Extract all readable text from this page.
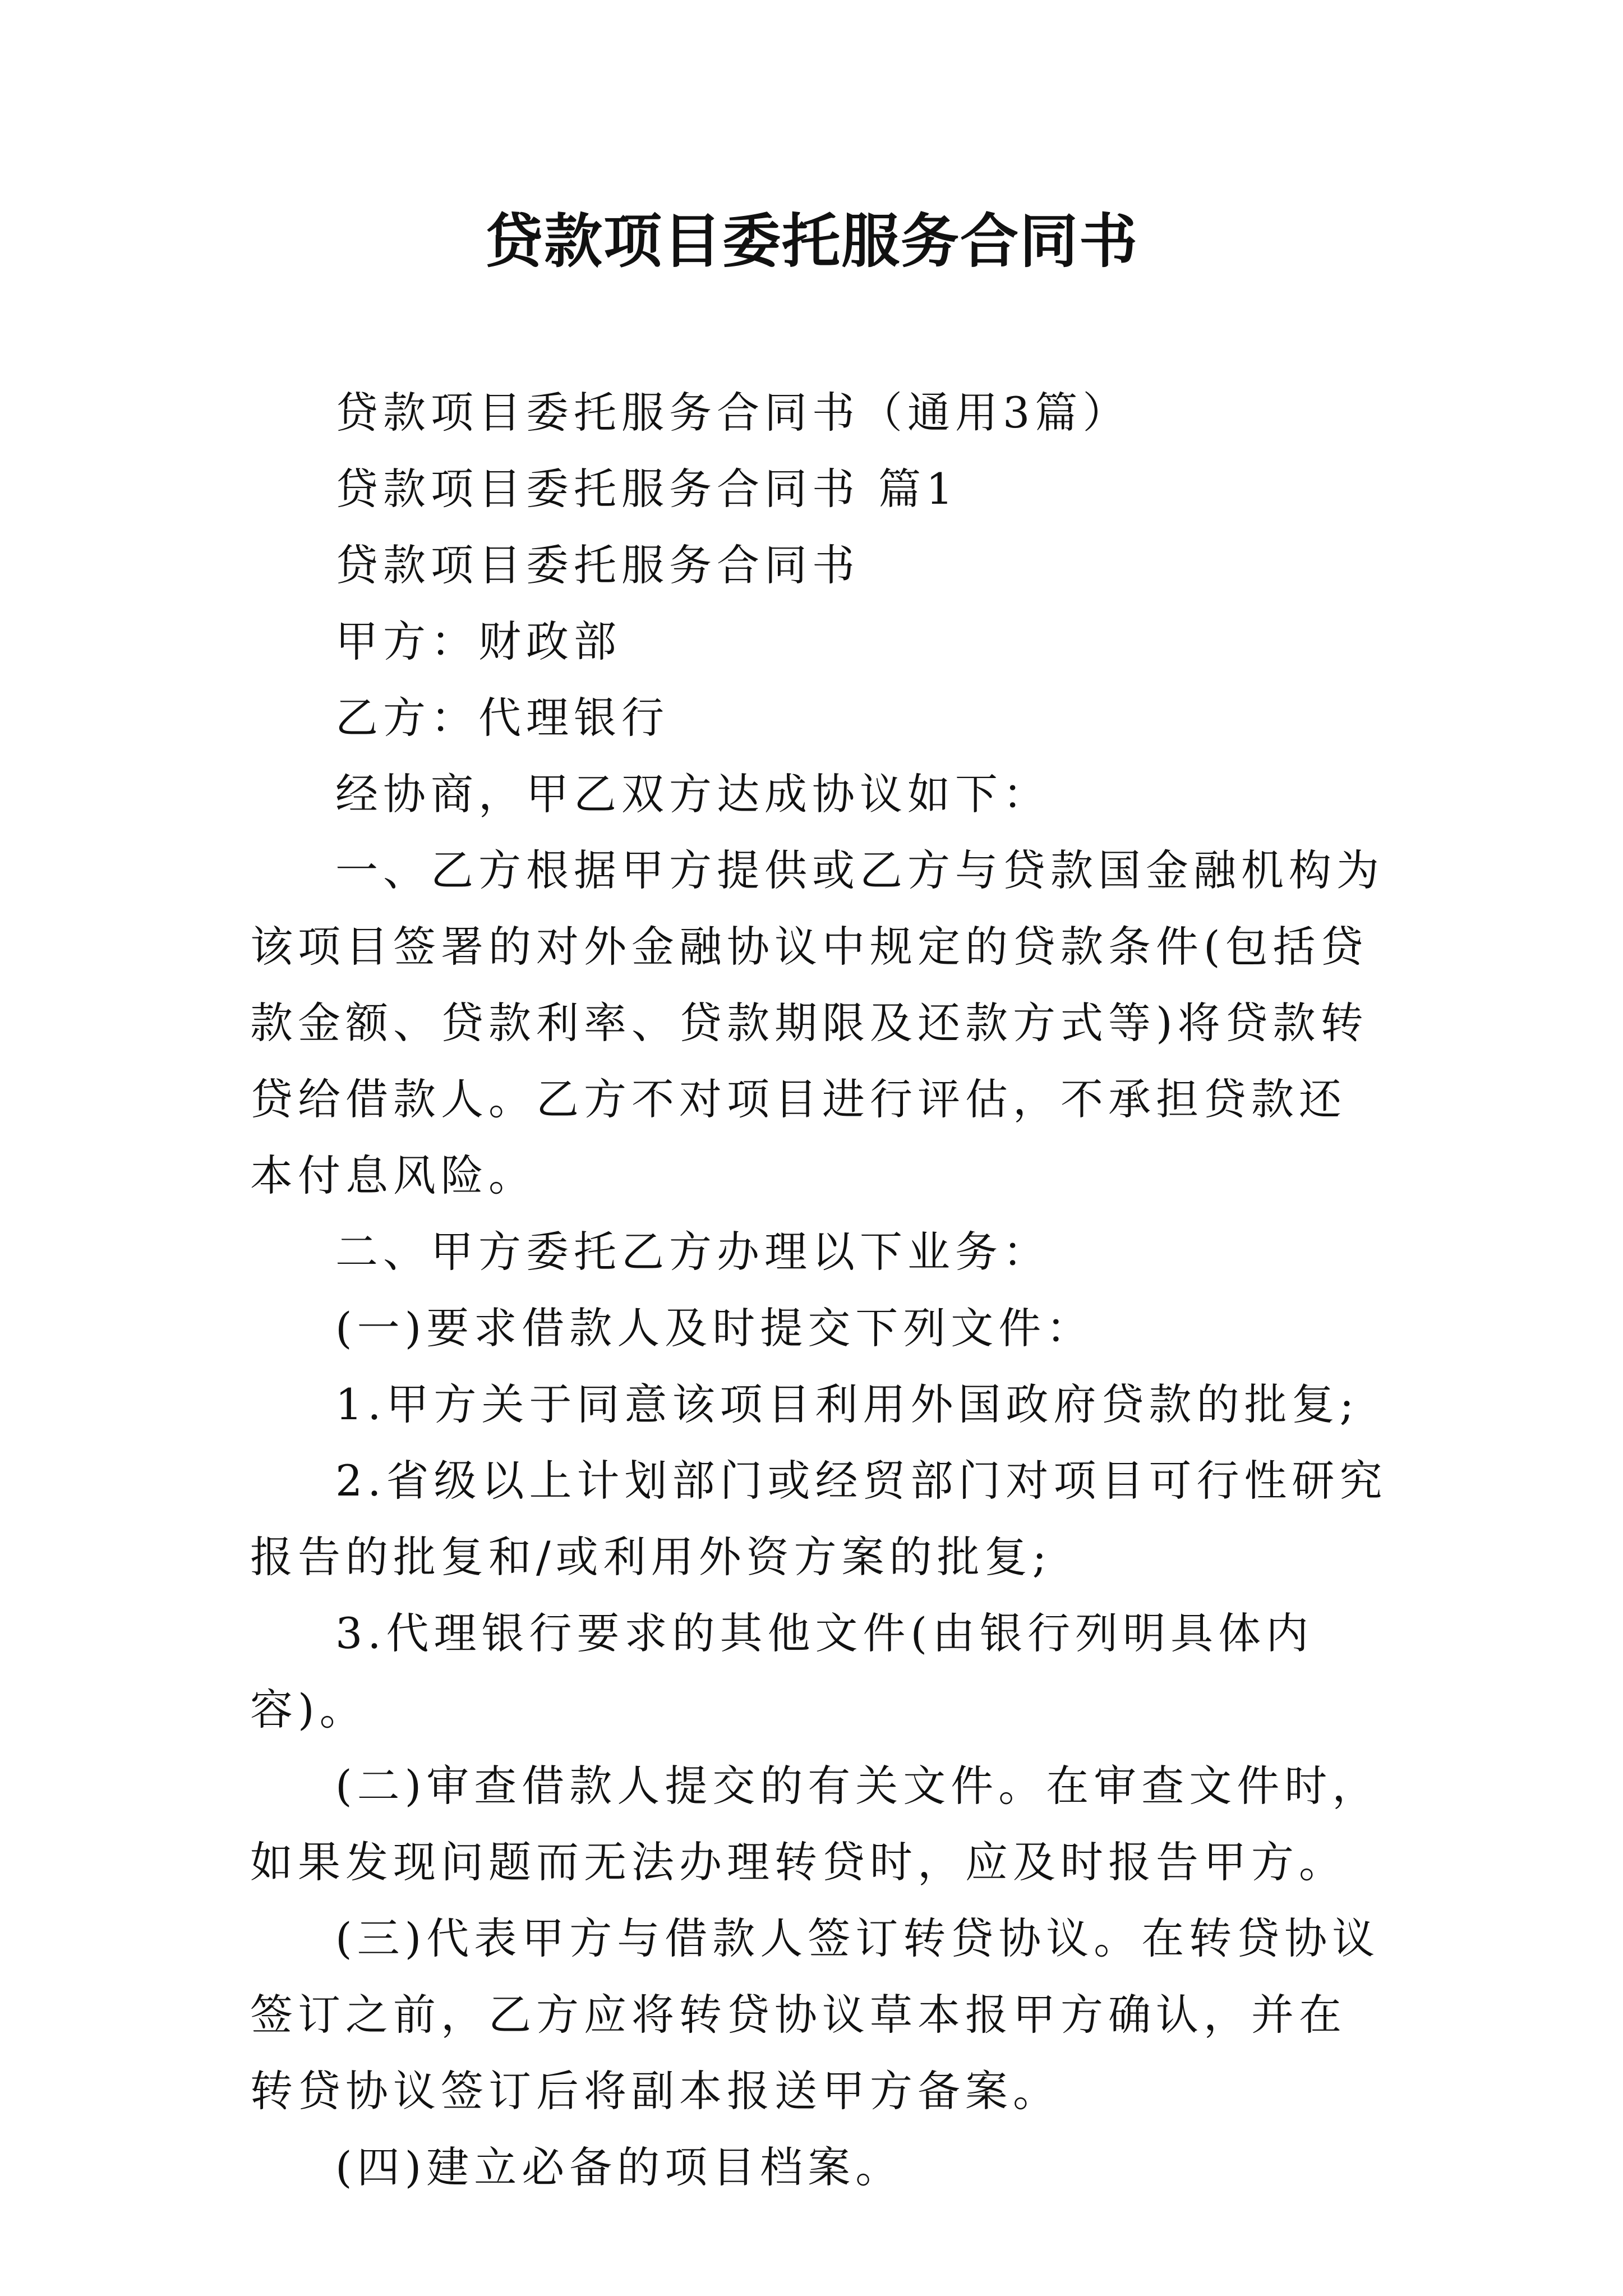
贷款项目委托服务合同书

贷款项目委托服务合同书（通用3篇）

贷款项目委托服务合同书 篇1

贷款项目委托服务合同书

甲方：财政部

乙方：代理银行

经协商，甲乙双方达成协议如下：

一、乙方根据甲方提供或乙方与贷款国金融机构为该项目签署的对外金融协议中规定的贷款条件(包括贷款金额、贷款利率、贷款期限及还款方式等)将贷款转贷给借款人。乙方不对项目进行评估，不承担贷款还本付息风险。

二、甲方委托乙方办理以下业务：

(一)要求借款人及时提交下列文件：

1.甲方关于同意该项目利用外国政府贷款的批复;

2.省级以上计划部门或经贸部门对项目可行性研究报告的批复和/或利用外资方案的批复;

3.代理银行要求的其他文件(由银行列明具体内容)。

(二)审查借款人提交的有关文件。在审查文件时，如果发现问题而无法办理转贷时，应及时报告甲方。

(三)代表甲方与借款人签订转贷协议。在转贷协议签订之前，乙方应将转贷协议草本报甲方确认，并在转贷协议签订后将副本报送甲方备案。

(四)建立必备的项目档案。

---

§ **TASK BRIEF**
Write out the material above again, word for word, minus its pictures.

§ **THE RESULT**
Extract all readable text from this page.
贷款项目委托服务合同书

贷款项目委托服务合同书（通用3篇）

贷款项目委托服务合同书 篇1

贷款项目委托服务合同书

甲方：财政部

乙方：代理银行

经协商，甲乙双方达成协议如下：

一、乙方根据甲方提供或乙方与贷款国金融机构为该项目签署的对外金融协议中规定的贷款条件(包括贷款金额、贷款利率、贷款期限及还款方式等)将贷款转贷给借款人。乙方不对项目进行评估，不承担贷款还本付息风险。

二、甲方委托乙方办理以下业务：

(一)要求借款人及时提交下列文件：

1.甲方关于同意该项目利用外国政府贷款的批复;

2.省级以上计划部门或经贸部门对项目可行性研究报告的批复和/或利用外资方案的批复;

3.代理银行要求的其他文件(由银行列明具体内容)。

(二)审查借款人提交的有关文件。在审查文件时，如果发现问题而无法办理转贷时，应及时报告甲方。

(三)代表甲方与借款人签订转贷协议。在转贷协议签订之前，乙方应将转贷协议草本报甲方确认，并在转贷协议签订后将副本报送甲方备案。

(四)建立必备的项目档案。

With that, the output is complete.